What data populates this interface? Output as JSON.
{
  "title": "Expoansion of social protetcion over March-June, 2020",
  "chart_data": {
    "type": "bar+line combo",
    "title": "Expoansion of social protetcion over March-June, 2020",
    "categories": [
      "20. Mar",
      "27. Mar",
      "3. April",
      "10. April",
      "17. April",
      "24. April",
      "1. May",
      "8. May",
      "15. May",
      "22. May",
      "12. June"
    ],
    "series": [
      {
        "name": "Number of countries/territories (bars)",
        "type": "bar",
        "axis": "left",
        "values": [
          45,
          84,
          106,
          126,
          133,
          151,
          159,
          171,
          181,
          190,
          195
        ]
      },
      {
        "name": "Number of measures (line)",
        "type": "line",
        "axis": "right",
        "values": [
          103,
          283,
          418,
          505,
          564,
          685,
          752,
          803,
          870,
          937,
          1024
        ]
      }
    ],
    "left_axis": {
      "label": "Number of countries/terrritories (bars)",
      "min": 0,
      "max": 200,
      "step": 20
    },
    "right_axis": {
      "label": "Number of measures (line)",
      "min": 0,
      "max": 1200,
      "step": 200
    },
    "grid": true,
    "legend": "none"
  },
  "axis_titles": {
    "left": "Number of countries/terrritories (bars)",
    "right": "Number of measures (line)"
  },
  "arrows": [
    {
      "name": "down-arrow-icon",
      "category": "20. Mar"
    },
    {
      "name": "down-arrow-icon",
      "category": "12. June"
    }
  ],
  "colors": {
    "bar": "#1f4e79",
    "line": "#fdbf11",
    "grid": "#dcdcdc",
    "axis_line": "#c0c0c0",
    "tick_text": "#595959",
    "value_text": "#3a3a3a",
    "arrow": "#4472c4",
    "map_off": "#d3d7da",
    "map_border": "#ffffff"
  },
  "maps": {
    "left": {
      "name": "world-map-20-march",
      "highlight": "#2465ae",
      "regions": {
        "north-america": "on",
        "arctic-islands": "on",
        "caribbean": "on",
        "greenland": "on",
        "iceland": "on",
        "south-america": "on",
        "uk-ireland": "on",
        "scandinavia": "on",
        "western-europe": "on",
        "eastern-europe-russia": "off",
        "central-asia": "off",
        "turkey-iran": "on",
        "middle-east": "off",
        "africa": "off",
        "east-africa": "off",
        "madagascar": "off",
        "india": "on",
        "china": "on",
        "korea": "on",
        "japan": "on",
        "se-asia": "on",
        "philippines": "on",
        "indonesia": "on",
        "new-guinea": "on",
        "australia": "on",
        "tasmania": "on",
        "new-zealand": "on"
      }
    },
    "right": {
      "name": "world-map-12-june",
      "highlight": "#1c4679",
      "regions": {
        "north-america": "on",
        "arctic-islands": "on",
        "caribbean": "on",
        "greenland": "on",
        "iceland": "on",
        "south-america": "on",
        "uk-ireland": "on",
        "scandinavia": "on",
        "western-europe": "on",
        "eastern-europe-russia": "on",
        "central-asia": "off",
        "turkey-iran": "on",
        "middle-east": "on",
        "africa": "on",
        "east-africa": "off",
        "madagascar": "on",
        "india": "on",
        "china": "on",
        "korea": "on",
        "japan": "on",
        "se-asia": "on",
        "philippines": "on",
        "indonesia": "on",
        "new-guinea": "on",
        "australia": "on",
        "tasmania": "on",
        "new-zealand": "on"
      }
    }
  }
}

┄┄┄┄┄┄

[Instruction]
Every record above needs to be repeated word for word.

[Worked solution]
What data populates this interface? Output as JSON.
{
  "title": "Expoansion of social protetcion over March-June, 2020",
  "chart_data": {
    "type": "bar+line combo",
    "title": "Expoansion of social protetcion over March-June, 2020",
    "categories": [
      "20. Mar",
      "27. Mar",
      "3. April",
      "10. April",
      "17. April",
      "24. April",
      "1. May",
      "8. May",
      "15. May",
      "22. May",
      "12. June"
    ],
    "series": [
      {
        "name": "Number of countries/territories (bars)",
        "type": "bar",
        "axis": "left",
        "values": [
          45,
          84,
          106,
          126,
          133,
          151,
          159,
          171,
          181,
          190,
          195
        ]
      },
      {
        "name": "Number of measures (line)",
        "type": "line",
        "axis": "right",
        "values": [
          103,
          283,
          418,
          505,
          564,
          685,
          752,
          803,
          870,
          937,
          1024
        ]
      }
    ],
    "left_axis": {
      "label": "Number of countries/terrritories (bars)",
      "min": 0,
      "max": 200,
      "step": 20
    },
    "right_axis": {
      "label": "Number of measures (line)",
      "min": 0,
      "max": 1200,
      "step": 200
    },
    "grid": true,
    "legend": "none"
  },
  "axis_titles": {
    "left": "Number of countries/terrritories (bars)",
    "right": "Number of measures (line)"
  },
  "arrows": [
    {
      "name": "down-arrow-icon",
      "category": "20. Mar"
    },
    {
      "name": "down-arrow-icon",
      "category": "12. June"
    }
  ],
  "colors": {
    "bar": "#1f4e79",
    "line": "#fdbf11",
    "grid": "#dcdcdc",
    "axis_line": "#c0c0c0",
    "tick_text": "#595959",
    "value_text": "#3a3a3a",
    "arrow": "#4472c4",
    "map_off": "#d3d7da",
    "map_border": "#ffffff"
  },
  "maps": {
    "left": {
      "name": "world-map-20-march",
      "highlight": "#2465ae",
      "regions": {
        "north-america": "on",
        "arctic-islands": "on",
        "caribbean": "on",
        "greenland": "on",
        "iceland": "on",
        "south-america": "on",
        "uk-ireland": "on",
        "scandinavia": "on",
        "western-europe": "on",
        "eastern-europe-russia": "off",
        "central-asia": "off",
        "turkey-iran": "on",
        "middle-east": "off",
        "africa": "off",
        "east-africa": "off",
        "madagascar": "off",
        "india": "on",
        "china": "on",
        "korea": "on",
        "japan": "on",
        "se-asia": "on",
        "philippines": "on",
        "indonesia": "on",
        "new-guinea": "on",
        "australia": "on",
        "tasmania": "on",
        "new-zealand": "on"
      }
    },
    "right": {
      "name": "world-map-12-june",
      "highlight": "#1c4679",
      "regions": {
        "north-america": "on",
        "arctic-islands": "on",
        "caribbean": "on",
        "greenland": "on",
        "iceland": "on",
        "south-america": "on",
        "uk-ireland": "on",
        "scandinavia": "on",
        "western-europe": "on",
        "eastern-europe-russia": "on",
        "central-asia": "off",
        "turkey-iran": "on",
        "middle-east": "on",
        "africa": "on",
        "east-africa": "off",
        "madagascar": "on",
        "india": "on",
        "china": "on",
        "korea": "on",
        "japan": "on",
        "se-asia": "on",
        "philippines": "on",
        "indonesia": "on",
        "new-guinea": "on",
        "australia": "on",
        "tasmania": "on",
        "new-zealand": "on"
      }
    }
  }
}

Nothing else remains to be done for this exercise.